(Dataset listings of figures)
○ ○ ○ ○ ○

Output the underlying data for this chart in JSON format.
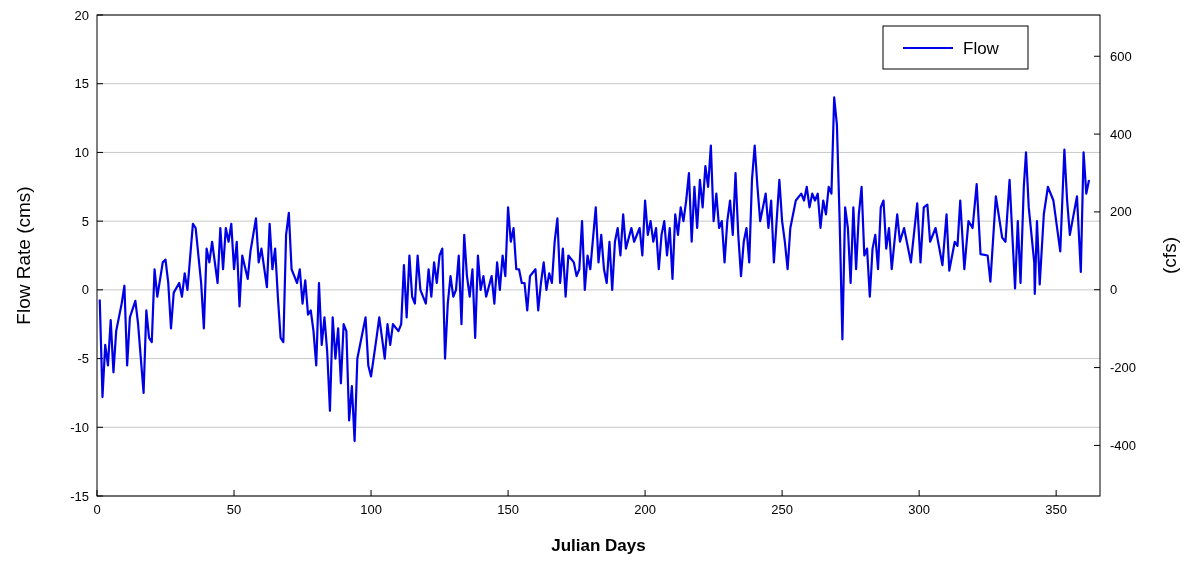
{
  "chart_data": {
    "type": "line",
    "xlabel": "Julian Days",
    "ylabel": "Flow Rate (cms)",
    "y2label": "(cfs)",
    "xlim": [
      0,
      366
    ],
    "xticks": [
      0,
      50,
      100,
      150,
      200,
      250,
      300,
      350
    ],
    "ylim": [
      -15,
      20
    ],
    "yticks": [
      -15,
      -10,
      -5,
      0,
      5,
      10,
      15,
      20
    ],
    "y2lim": [
      -530,
      706
    ],
    "y2ticks": [
      -400,
      -200,
      0,
      200,
      400,
      600
    ],
    "grid": "y",
    "legend": "top right",
    "line_style": "solid",
    "marker": "none",
    "series": [
      {
        "name": "Flow",
        "color": "#0000e6",
        "x": [
          1,
          2,
          3,
          4,
          5,
          6,
          7,
          9,
          10,
          11,
          12,
          14,
          15,
          16,
          17,
          18,
          19,
          20,
          21,
          22,
          24,
          25,
          26,
          27,
          28,
          30,
          31,
          32,
          33,
          35,
          36,
          38,
          39,
          40,
          41,
          42,
          44,
          45,
          46,
          47,
          48,
          49,
          50,
          51,
          52,
          53,
          55,
          56,
          58,
          59,
          60,
          62,
          63,
          64,
          65,
          66,
          67,
          68,
          69,
          70,
          71,
          72,
          73,
          74,
          75,
          76,
          77,
          78,
          79,
          80,
          81,
          82,
          83,
          84,
          85,
          86,
          87,
          88,
          89,
          90,
          91,
          92,
          93,
          94,
          95,
          97,
          98,
          99,
          100,
          102,
          103,
          104,
          105,
          106,
          107,
          108,
          110,
          111,
          112,
          113,
          114,
          115,
          116,
          117,
          118,
          120,
          121,
          122,
          123,
          124,
          125,
          126,
          127,
          128,
          129,
          130,
          131,
          132,
          133,
          134,
          135,
          136,
          137,
          138,
          139,
          140,
          141,
          142,
          144,
          145,
          146,
          147,
          148,
          149,
          150,
          151,
          152,
          153,
          154,
          155,
          156,
          157,
          158,
          160,
          161,
          162,
          163,
          164,
          165,
          166,
          167,
          168,
          169,
          170,
          171,
          172,
          174,
          175,
          176,
          177,
          178,
          179,
          180,
          182,
          183,
          184,
          185,
          186,
          187,
          188,
          189,
          190,
          191,
          192,
          193,
          195,
          196,
          198,
          199,
          200,
          201,
          202,
          203,
          204,
          205,
          206,
          207,
          208,
          209,
          210,
          211,
          212,
          213,
          214,
          215,
          216,
          217,
          218,
          219,
          220,
          221,
          222,
          223,
          224,
          225,
          226,
          227,
          228,
          229,
          230,
          231,
          232,
          233,
          234,
          235,
          236,
          237,
          238,
          239,
          240,
          241,
          242,
          244,
          245,
          246,
          247,
          248,
          249,
          250,
          251,
          252,
          253,
          254,
          255,
          257,
          258,
          259,
          260,
          261,
          262,
          263,
          264,
          265,
          266,
          267,
          268,
          269,
          270,
          271,
          272,
          273,
          274,
          275,
          276,
          277,
          278,
          279,
          280,
          281,
          282,
          283,
          284,
          285,
          286,
          287,
          288,
          289,
          290,
          291,
          292,
          293,
          294.5,
          297,
          299.3,
          300.5,
          301.7,
          303,
          304,
          306,
          308.5,
          310,
          311,
          313,
          314,
          315,
          316.5,
          318,
          319.5,
          321,
          322.4,
          325,
          326,
          328,
          330.3,
          331.5,
          333,
          335,
          336,
          337,
          338.2,
          339,
          340,
          342,
          342.2,
          343,
          344,
          345.5,
          347,
          349,
          351.5,
          353,
          354,
          355,
          357.6,
          359,
          360,
          361,
          362
        ],
        "values": [
          -0.7,
          -7.8,
          -4,
          -5.5,
          -2.2,
          -6,
          -3,
          -1,
          0.3,
          -5.5,
          -2,
          -0.8,
          -2.5,
          -5,
          -7.5,
          -1.5,
          -3.5,
          -3.8,
          1.5,
          -0.5,
          2,
          2.2,
          0.5,
          -2.8,
          -0.2,
          0.5,
          -0.5,
          1.2,
          0,
          4.8,
          4.5,
          0.5,
          -2.8,
          3,
          2,
          3.5,
          0.5,
          4.5,
          1.5,
          4.5,
          3.5,
          4.8,
          1.5,
          3.5,
          -1.2,
          2.5,
          0.8,
          2.8,
          5.2,
          2,
          3,
          0.2,
          4.8,
          1.5,
          3,
          -0.5,
          -3.5,
          -3.8,
          4,
          5.6,
          1.5,
          1,
          0.5,
          1.5,
          -1,
          0.7,
          -1.8,
          -1.5,
          -3,
          -5.5,
          0.5,
          -4,
          -2,
          -4.5,
          -8.8,
          -2,
          -5,
          -2.8,
          -6.8,
          -2.5,
          -3,
          -9.5,
          -7,
          -11,
          -5,
          -3,
          -2,
          -5.5,
          -6.3,
          -3.5,
          -2,
          -3.5,
          -5,
          -2.5,
          -4,
          -2.5,
          -3,
          -2.5,
          1.8,
          -2,
          2.5,
          -0.5,
          -1,
          2.5,
          0,
          -1,
          1.5,
          -0.5,
          2,
          0.5,
          2.5,
          3,
          -5,
          -1,
          1,
          -0.5,
          0,
          2.5,
          -2.5,
          4,
          1,
          -0.5,
          1.5,
          -3.5,
          2.5,
          0,
          1,
          -0.5,
          1,
          -1,
          2,
          0,
          2.5,
          1,
          6,
          3.5,
          4.5,
          1.5,
          1.5,
          0.5,
          0.5,
          -1.5,
          1,
          1.5,
          -1.5,
          0.5,
          2,
          0,
          1.2,
          0.5,
          3.5,
          5.2,
          0.5,
          3,
          -0.5,
          2.5,
          2,
          1,
          1.5,
          5,
          0,
          2.5,
          1.5,
          6,
          2,
          4,
          1.5,
          0.5,
          3.5,
          0,
          3.5,
          4.5,
          2.5,
          5.5,
          3,
          4.5,
          3.5,
          4.5,
          2.5,
          6.5,
          4,
          5,
          3.5,
          4.5,
          1.5,
          4,
          5,
          2.5,
          4.5,
          0.8,
          5.5,
          4,
          6,
          5,
          6.5,
          8.5,
          3.5,
          7.5,
          4.5,
          8,
          6,
          9,
          7.5,
          10.5,
          5,
          7,
          4.5,
          5,
          2,
          5,
          6.5,
          4,
          8.5,
          4,
          1,
          3.5,
          4.5,
          2,
          8,
          10.5,
          7.5,
          5,
          7,
          4.5,
          6.5,
          2,
          5,
          8,
          5,
          3.5,
          1.5,
          4.5,
          5.5,
          6.5,
          7,
          6.5,
          7.5,
          6,
          7,
          6.5,
          7,
          4.5,
          6.5,
          5.5,
          7.5,
          7,
          14,
          12,
          5,
          -3.6,
          6,
          4.5,
          0.5,
          6,
          1.5,
          5.5,
          7.5,
          2.5,
          3,
          -0.5,
          3,
          4,
          1.5,
          6,
          6.5,
          3,
          4.5,
          1.5,
          3.5,
          5.5,
          3.5,
          4.5,
          2,
          6.3,
          2,
          6,
          6.2,
          3.5,
          4.5,
          1.8,
          5.5,
          1.4,
          3.5,
          3.2,
          6.5,
          1.5,
          5,
          4.5,
          7.7,
          2.6,
          2.5,
          0.6,
          6.8,
          3.8,
          3.5,
          8,
          0.1,
          5,
          0.5,
          7.5,
          10,
          6,
          2,
          -0.3,
          5,
          0.4,
          5.5,
          7.5,
          6.5,
          2.8,
          10.2,
          6.5,
          4,
          6.8,
          1.3,
          10,
          7,
          8
        ]
      }
    ]
  }
}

○ ○ ○ ○ ○

> [What the task requires]
Reproduce the data word for word, excluding its pictures.

> [Finished exercise]
Output the underlying data for this chart in JSON format.
{
  "chart_data": {
    "type": "line",
    "xlabel": "Julian Days",
    "ylabel": "Flow Rate (cms)",
    "y2label": "(cfs)",
    "xlim": [
      0,
      366
    ],
    "xticks": [
      0,
      50,
      100,
      150,
      200,
      250,
      300,
      350
    ],
    "ylim": [
      -15,
      20
    ],
    "yticks": [
      -15,
      -10,
      -5,
      0,
      5,
      10,
      15,
      20
    ],
    "y2lim": [
      -530,
      706
    ],
    "y2ticks": [
      -400,
      -200,
      0,
      200,
      400,
      600
    ],
    "grid": "y",
    "legend": "top right",
    "line_style": "solid",
    "marker": "none",
    "series": [
      {
        "name": "Flow",
        "color": "#0000e6",
        "x": [
          1,
          2,
          3,
          4,
          5,
          6,
          7,
          9,
          10,
          11,
          12,
          14,
          15,
          16,
          17,
          18,
          19,
          20,
          21,
          22,
          24,
          25,
          26,
          27,
          28,
          30,
          31,
          32,
          33,
          35,
          36,
          38,
          39,
          40,
          41,
          42,
          44,
          45,
          46,
          47,
          48,
          49,
          50,
          51,
          52,
          53,
          55,
          56,
          58,
          59,
          60,
          62,
          63,
          64,
          65,
          66,
          67,
          68,
          69,
          70,
          71,
          72,
          73,
          74,
          75,
          76,
          77,
          78,
          79,
          80,
          81,
          82,
          83,
          84,
          85,
          86,
          87,
          88,
          89,
          90,
          91,
          92,
          93,
          94,
          95,
          97,
          98,
          99,
          100,
          102,
          103,
          104,
          105,
          106,
          107,
          108,
          110,
          111,
          112,
          113,
          114,
          115,
          116,
          117,
          118,
          120,
          121,
          122,
          123,
          124,
          125,
          126,
          127,
          128,
          129,
          130,
          131,
          132,
          133,
          134,
          135,
          136,
          137,
          138,
          139,
          140,
          141,
          142,
          144,
          145,
          146,
          147,
          148,
          149,
          150,
          151,
          152,
          153,
          154,
          155,
          156,
          157,
          158,
          160,
          161,
          162,
          163,
          164,
          165,
          166,
          167,
          168,
          169,
          170,
          171,
          172,
          174,
          175,
          176,
          177,
          178,
          179,
          180,
          182,
          183,
          184,
          185,
          186,
          187,
          188,
          189,
          190,
          191,
          192,
          193,
          195,
          196,
          198,
          199,
          200,
          201,
          202,
          203,
          204,
          205,
          206,
          207,
          208,
          209,
          210,
          211,
          212,
          213,
          214,
          215,
          216,
          217,
          218,
          219,
          220,
          221,
          222,
          223,
          224,
          225,
          226,
          227,
          228,
          229,
          230,
          231,
          232,
          233,
          234,
          235,
          236,
          237,
          238,
          239,
          240,
          241,
          242,
          244,
          245,
          246,
          247,
          248,
          249,
          250,
          251,
          252,
          253,
          254,
          255,
          257,
          258,
          259,
          260,
          261,
          262,
          263,
          264,
          265,
          266,
          267,
          268,
          269,
          270,
          271,
          272,
          273,
          274,
          275,
          276,
          277,
          278,
          279,
          280,
          281,
          282,
          283,
          284,
          285,
          286,
          287,
          288,
          289,
          290,
          291,
          292,
          293,
          294.5,
          297,
          299.3,
          300.5,
          301.7,
          303,
          304,
          306,
          308.5,
          310,
          311,
          313,
          314,
          315,
          316.5,
          318,
          319.5,
          321,
          322.4,
          325,
          326,
          328,
          330.3,
          331.5,
          333,
          335,
          336,
          337,
          338.2,
          339,
          340,
          342,
          342.2,
          343,
          344,
          345.5,
          347,
          349,
          351.5,
          353,
          354,
          355,
          357.6,
          359,
          360,
          361,
          362
        ],
        "values": [
          -0.7,
          -7.8,
          -4,
          -5.5,
          -2.2,
          -6,
          -3,
          -1,
          0.3,
          -5.5,
          -2,
          -0.8,
          -2.5,
          -5,
          -7.5,
          -1.5,
          -3.5,
          -3.8,
          1.5,
          -0.5,
          2,
          2.2,
          0.5,
          -2.8,
          -0.2,
          0.5,
          -0.5,
          1.2,
          0,
          4.8,
          4.5,
          0.5,
          -2.8,
          3,
          2,
          3.5,
          0.5,
          4.5,
          1.5,
          4.5,
          3.5,
          4.8,
          1.5,
          3.5,
          -1.2,
          2.5,
          0.8,
          2.8,
          5.2,
          2,
          3,
          0.2,
          4.8,
          1.5,
          3,
          -0.5,
          -3.5,
          -3.8,
          4,
          5.6,
          1.5,
          1,
          0.5,
          1.5,
          -1,
          0.7,
          -1.8,
          -1.5,
          -3,
          -5.5,
          0.5,
          -4,
          -2,
          -4.5,
          -8.8,
          -2,
          -5,
          -2.8,
          -6.8,
          -2.5,
          -3,
          -9.5,
          -7,
          -11,
          -5,
          -3,
          -2,
          -5.5,
          -6.3,
          -3.5,
          -2,
          -3.5,
          -5,
          -2.5,
          -4,
          -2.5,
          -3,
          -2.5,
          1.8,
          -2,
          2.5,
          -0.5,
          -1,
          2.5,
          0,
          -1,
          1.5,
          -0.5,
          2,
          0.5,
          2.5,
          3,
          -5,
          -1,
          1,
          -0.5,
          0,
          2.5,
          -2.5,
          4,
          1,
          -0.5,
          1.5,
          -3.5,
          2.5,
          0,
          1,
          -0.5,
          1,
          -1,
          2,
          0,
          2.5,
          1,
          6,
          3.5,
          4.5,
          1.5,
          1.5,
          0.5,
          0.5,
          -1.5,
          1,
          1.5,
          -1.5,
          0.5,
          2,
          0,
          1.2,
          0.5,
          3.5,
          5.2,
          0.5,
          3,
          -0.5,
          2.5,
          2,
          1,
          1.5,
          5,
          0,
          2.5,
          1.5,
          6,
          2,
          4,
          1.5,
          0.5,
          3.5,
          0,
          3.5,
          4.5,
          2.5,
          5.5,
          3,
          4.5,
          3.5,
          4.5,
          2.5,
          6.5,
          4,
          5,
          3.5,
          4.5,
          1.5,
          4,
          5,
          2.5,
          4.5,
          0.8,
          5.5,
          4,
          6,
          5,
          6.5,
          8.5,
          3.5,
          7.5,
          4.5,
          8,
          6,
          9,
          7.5,
          10.5,
          5,
          7,
          4.5,
          5,
          2,
          5,
          6.5,
          4,
          8.5,
          4,
          1,
          3.5,
          4.5,
          2,
          8,
          10.5,
          7.5,
          5,
          7,
          4.5,
          6.5,
          2,
          5,
          8,
          5,
          3.5,
          1.5,
          4.5,
          5.5,
          6.5,
          7,
          6.5,
          7.5,
          6,
          7,
          6.5,
          7,
          4.5,
          6.5,
          5.5,
          7.5,
          7,
          14,
          12,
          5,
          -3.6,
          6,
          4.5,
          0.5,
          6,
          1.5,
          5.5,
          7.5,
          2.5,
          3,
          -0.5,
          3,
          4,
          1.5,
          6,
          6.5,
          3,
          4.5,
          1.5,
          3.5,
          5.5,
          3.5,
          4.5,
          2,
          6.3,
          2,
          6,
          6.2,
          3.5,
          4.5,
          1.8,
          5.5,
          1.4,
          3.5,
          3.2,
          6.5,
          1.5,
          5,
          4.5,
          7.7,
          2.6,
          2.5,
          0.6,
          6.8,
          3.8,
          3.5,
          8,
          0.1,
          5,
          0.5,
          7.5,
          10,
          6,
          2,
          -0.3,
          5,
          0.4,
          5.5,
          7.5,
          6.5,
          2.8,
          10.2,
          6.5,
          4,
          6.8,
          1.3,
          10,
          7,
          8
        ]
      }
    ]
  }
}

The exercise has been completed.